Data excerpts:
━━━━━━━━━━━━━━━━

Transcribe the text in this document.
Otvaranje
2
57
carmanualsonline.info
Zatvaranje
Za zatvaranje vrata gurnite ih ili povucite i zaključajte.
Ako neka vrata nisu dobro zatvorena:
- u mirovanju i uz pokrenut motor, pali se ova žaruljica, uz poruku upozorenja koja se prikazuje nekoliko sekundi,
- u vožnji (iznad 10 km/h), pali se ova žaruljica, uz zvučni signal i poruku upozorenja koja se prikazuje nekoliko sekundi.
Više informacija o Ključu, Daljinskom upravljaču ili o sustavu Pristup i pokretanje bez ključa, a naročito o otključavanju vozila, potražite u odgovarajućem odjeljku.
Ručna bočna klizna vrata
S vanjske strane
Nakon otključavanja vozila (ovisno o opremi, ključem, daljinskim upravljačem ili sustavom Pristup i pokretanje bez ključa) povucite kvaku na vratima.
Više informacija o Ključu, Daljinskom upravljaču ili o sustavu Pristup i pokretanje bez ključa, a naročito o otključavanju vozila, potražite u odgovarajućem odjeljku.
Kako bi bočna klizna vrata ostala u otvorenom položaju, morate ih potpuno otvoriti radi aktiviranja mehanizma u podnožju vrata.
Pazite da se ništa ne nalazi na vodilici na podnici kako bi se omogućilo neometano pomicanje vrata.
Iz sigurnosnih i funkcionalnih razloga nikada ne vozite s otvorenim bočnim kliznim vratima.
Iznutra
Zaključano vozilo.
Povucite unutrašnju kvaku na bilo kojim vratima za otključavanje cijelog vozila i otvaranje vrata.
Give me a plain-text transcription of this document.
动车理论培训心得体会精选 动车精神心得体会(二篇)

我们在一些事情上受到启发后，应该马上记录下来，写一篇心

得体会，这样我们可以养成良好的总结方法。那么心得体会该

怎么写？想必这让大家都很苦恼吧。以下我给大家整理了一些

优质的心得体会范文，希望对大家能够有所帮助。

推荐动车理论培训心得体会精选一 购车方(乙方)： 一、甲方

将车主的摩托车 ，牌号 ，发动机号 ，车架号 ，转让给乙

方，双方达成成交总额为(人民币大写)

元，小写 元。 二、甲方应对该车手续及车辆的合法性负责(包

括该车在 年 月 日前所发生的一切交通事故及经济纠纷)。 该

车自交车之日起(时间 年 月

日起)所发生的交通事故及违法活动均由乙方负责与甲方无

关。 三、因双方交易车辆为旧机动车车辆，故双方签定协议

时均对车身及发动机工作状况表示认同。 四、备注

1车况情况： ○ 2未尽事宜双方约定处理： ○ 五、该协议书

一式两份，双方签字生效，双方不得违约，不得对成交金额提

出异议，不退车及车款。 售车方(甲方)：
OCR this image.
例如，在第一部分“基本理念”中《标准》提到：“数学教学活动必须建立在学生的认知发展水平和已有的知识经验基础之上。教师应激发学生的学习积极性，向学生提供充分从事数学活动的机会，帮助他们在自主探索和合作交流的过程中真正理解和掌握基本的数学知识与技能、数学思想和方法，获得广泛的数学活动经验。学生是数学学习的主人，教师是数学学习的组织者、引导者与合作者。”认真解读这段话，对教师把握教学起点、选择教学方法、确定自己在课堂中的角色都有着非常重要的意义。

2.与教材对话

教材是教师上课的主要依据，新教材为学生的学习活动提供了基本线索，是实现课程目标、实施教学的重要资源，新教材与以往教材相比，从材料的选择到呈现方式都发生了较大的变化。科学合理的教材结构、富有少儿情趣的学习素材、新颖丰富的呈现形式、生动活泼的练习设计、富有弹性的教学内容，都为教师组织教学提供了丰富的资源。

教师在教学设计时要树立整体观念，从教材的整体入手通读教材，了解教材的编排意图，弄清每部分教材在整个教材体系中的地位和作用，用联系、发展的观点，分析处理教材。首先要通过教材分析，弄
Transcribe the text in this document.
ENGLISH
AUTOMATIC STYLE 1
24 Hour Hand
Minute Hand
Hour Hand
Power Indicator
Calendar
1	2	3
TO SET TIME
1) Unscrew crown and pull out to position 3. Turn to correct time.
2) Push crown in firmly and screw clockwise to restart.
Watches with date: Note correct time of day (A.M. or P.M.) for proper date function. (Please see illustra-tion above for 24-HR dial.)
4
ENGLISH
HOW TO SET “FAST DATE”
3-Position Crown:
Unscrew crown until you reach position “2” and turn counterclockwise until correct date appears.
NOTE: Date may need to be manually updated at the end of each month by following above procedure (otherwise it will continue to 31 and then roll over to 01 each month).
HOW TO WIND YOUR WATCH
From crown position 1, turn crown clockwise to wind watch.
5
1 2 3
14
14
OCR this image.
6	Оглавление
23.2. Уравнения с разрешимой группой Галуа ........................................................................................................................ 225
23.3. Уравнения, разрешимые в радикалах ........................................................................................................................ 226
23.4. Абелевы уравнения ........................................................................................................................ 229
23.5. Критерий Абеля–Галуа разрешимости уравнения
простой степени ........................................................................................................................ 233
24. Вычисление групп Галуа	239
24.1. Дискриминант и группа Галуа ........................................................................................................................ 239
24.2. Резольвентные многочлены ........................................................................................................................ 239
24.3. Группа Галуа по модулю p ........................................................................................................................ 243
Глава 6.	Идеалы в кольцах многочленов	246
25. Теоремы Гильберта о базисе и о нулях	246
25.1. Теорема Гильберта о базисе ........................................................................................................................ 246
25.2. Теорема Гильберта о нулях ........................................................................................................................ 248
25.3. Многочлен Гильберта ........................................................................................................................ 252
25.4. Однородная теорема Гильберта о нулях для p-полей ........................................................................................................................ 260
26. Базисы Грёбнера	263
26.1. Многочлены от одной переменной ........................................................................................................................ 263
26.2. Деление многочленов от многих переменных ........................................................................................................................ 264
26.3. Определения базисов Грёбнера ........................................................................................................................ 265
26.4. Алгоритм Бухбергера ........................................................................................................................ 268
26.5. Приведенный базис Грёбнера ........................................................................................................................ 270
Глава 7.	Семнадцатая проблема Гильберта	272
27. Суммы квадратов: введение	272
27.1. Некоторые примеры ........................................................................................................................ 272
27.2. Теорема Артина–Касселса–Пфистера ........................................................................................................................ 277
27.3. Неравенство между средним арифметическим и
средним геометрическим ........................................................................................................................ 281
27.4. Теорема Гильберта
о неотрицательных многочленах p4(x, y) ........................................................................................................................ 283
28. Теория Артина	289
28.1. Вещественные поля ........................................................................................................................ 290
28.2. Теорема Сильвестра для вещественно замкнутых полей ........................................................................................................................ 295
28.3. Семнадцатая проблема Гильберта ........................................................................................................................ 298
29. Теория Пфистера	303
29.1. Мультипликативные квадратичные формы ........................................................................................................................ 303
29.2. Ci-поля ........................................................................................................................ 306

━━━━━━━━━━━━━━━━

What the task requires: Every record above should be copied exactly.

Solution to the problem:
Transcribe the text in this document.
Otvaranje
2
57
carmanualsonline.info
Zatvaranje
Za zatvaranje vrata gurnite ih ili povucite i zaključajte.
Ako neka vrata nisu dobro zatvorena:
- u mirovanju i uz pokrenut motor, pali se ova žaruljica, uz poruku upozorenja koja se prikazuje nekoliko sekundi,
- u vožnji (iznad 10 km/h), pali se ova žaruljica, uz zvučni signal i poruku upozorenja koja se prikazuje nekoliko sekundi.
Više informacija o Ključu, Daljinskom upravljaču ili o sustavu Pristup i pokretanje bez ključa, a naročito o otključavanju vozila, potražite u odgovarajućem odjeljku.
Ručna bočna klizna vrata
S vanjske strane
Nakon otključavanja vozila (ovisno o opremi, ključem, daljinskim upravljačem ili sustavom Pristup i pokretanje bez ključa) povucite kvaku na vratima.
Više informacija o Ključu, Daljinskom upravljaču ili o sustavu Pristup i pokretanje bez ključa, a naročito o otključavanju vozila, potražite u odgovarajućem odjeljku.
Kako bi bočna klizna vrata ostala u otvorenom položaju, morate ih potpuno otvoriti radi aktiviranja mehanizma u podnožju vrata.
Pazite da se ništa ne nalazi na vodilici na podnici kako bi se omogućilo neometano pomicanje vrata.
Iz sigurnosnih i funkcionalnih razloga nikada ne vozite s otvorenim bočnim kliznim vratima.
Iznutra
Zaključano vozilo.
Povucite unutrašnju kvaku na bilo kojim vratima za otključavanje cijelog vozila i otvaranje vrata.
Give me a plain-text transcription of this document.
动车理论培训心得体会精选 动车精神心得体会(二篇)

我们在一些事情上受到启发后，应该马上记录下来，写一篇心

得体会，这样我们可以养成良好的总结方法。那么心得体会该

怎么写？想必这让大家都很苦恼吧。以下我给大家整理了一些

优质的心得体会范文，希望对大家能够有所帮助。

推荐动车理论培训心得体会精选一 购车方(乙方)： 一、甲方

将车主的摩托车 ，牌号 ，发动机号 ，车架号 ，转让给乙

方，双方达成成交总额为(人民币大写)

元，小写 元。 二、甲方应对该车手续及车辆的合法性负责(包

括该车在 年 月 日前所发生的一切交通事故及经济纠纷)。 该

车自交车之日起(时间 年 月

日起)所发生的交通事故及违法活动均由乙方负责与甲方无

关。 三、因双方交易车辆为旧机动车车辆，故双方签定协议

时均对车身及发动机工作状况表示认同。 四、备注

1车况情况： ○ 2未尽事宜双方约定处理： ○ 五、该协议书

一式两份，双方签字生效，双方不得违约，不得对成交金额提

出异议，不退车及车款。 售车方(甲方)：
OCR this image.
例如，在第一部分“基本理念”中《标准》提到：“数学教学活动必须建立在学生的认知发展水平和已有的知识经验基础之上。教师应激发学生的学习积极性，向学生提供充分从事数学活动的机会，帮助他们在自主探索和合作交流的过程中真正理解和掌握基本的数学知识与技能、数学思想和方法，获得广泛的数学活动经验。学生是数学学习的主人，教师是数学学习的组织者、引导者与合作者。”认真解读这段话，对教师把握教学起点、选择教学方法、确定自己在课堂中的角色都有着非常重要的意义。

2.与教材对话

教材是教师上课的主要依据，新教材为学生的学习活动提供了基本线索，是实现课程目标、实施教学的重要资源，新教材与以往教材相比，从材料的选择到呈现方式都发生了较大的变化。科学合理的教材结构、富有少儿情趣的学习素材、新颖丰富的呈现形式、生动活泼的练习设计、富有弹性的教学内容，都为教师组织教学提供了丰富的资源。

教师在教学设计时要树立整体观念，从教材的整体入手通读教材，了解教材的编排意图，弄清每部分教材在整个教材体系中的地位和作用，用联系、发展的观点，分析处理教材。首先要通过教材分析，弄
Transcribe the text in this document.
ENGLISH
AUTOMATIC STYLE 1
24 Hour Hand
Minute Hand
Hour Hand
Power Indicator
Calendar
1	2	3
TO SET TIME
1) Unscrew crown and pull out to position 3. Turn to correct time.
2) Push crown in firmly and screw clockwise to restart.
Watches with date: Note correct time of day (A.M. or P.M.) for proper date function. (Please see illustra-tion above for 24-HR dial.)
4
ENGLISH
HOW TO SET “FAST DATE”
3-Position Crown:
Unscrew crown until you reach position “2” and turn counterclockwise until correct date appears.
NOTE: Date may need to be manually updated at the end of each month by following above procedure (otherwise it will continue to 31 and then roll over to 01 each month).
HOW TO WIND YOUR WATCH
From crown position 1, turn crown clockwise to wind watch.
5
1 2 3
14
14
OCR this image.
6	Оглавление
23.2. Уравнения с разрешимой группой Галуа ........................................................................................................................ 225
23.3. Уравнения, разрешимые в радикалах ........................................................................................................................ 226
23.4. Абелевы уравнения ........................................................................................................................ 229
23.5. Критерий Абеля–Галуа разрешимости уравнения
простой степени ........................................................................................................................ 233
24. Вычисление групп Галуа	239
24.1. Дискриминант и группа Галуа ........................................................................................................................ 239
24.2. Резольвентные многочлены ........................................................................................................................ 239
24.3. Группа Галуа по модулю p ........................................................................................................................ 243
Глава 6.	Идеалы в кольцах многочленов	246
25. Теоремы Гильберта о базисе и о нулях	246
25.1. Теорема Гильберта о базисе ........................................................................................................................ 246
25.2. Теорема Гильберта о нулях ........................................................................................................................ 248
25.3. Многочлен Гильберта ........................................................................................................................ 252
25.4. Однородная теорема Гильберта о нулях для p-полей ........................................................................................................................ 260
26. Базисы Грёбнера	263
26.1. Многочлены от одной переменной ........................................................................................................................ 263
26.2. Деление многочленов от многих переменных ........................................................................................................................ 264
26.3. Определения базисов Грёбнера ........................................................................................................................ 265
26.4. Алгоритм Бухбергера ........................................................................................................................ 268
26.5. Приведенный базис Грёбнера ........................................................................................................................ 270
Глава 7.	Семнадцатая проблема Гильберта	272
27. Суммы квадратов: введение	272
27.1. Некоторые примеры ........................................................................................................................ 272
27.2. Теорема Артина–Касселса–Пфистера ........................................................................................................................ 277
27.3. Неравенство между средним арифметическим и
средним геометрическим ........................................................................................................................ 281
27.4. Теорема Гильберта
о неотрицательных многочленах p4(x, y) ........................................................................................................................ 283
28. Теория Артина	289
28.1. Вещественные поля ........................................................................................................................ 290
28.2. Теорема Сильвестра для вещественно замкнутых полей ........................................................................................................................ 295
28.3. Семнадцатая проблема Гильберта ........................................................................................................................ 298
29. Теория Пфистера	303
29.1. Мультипликативные квадратичные формы ........................................................................................................................ 303
29.2. Ci-поля ........................................................................................................................ 306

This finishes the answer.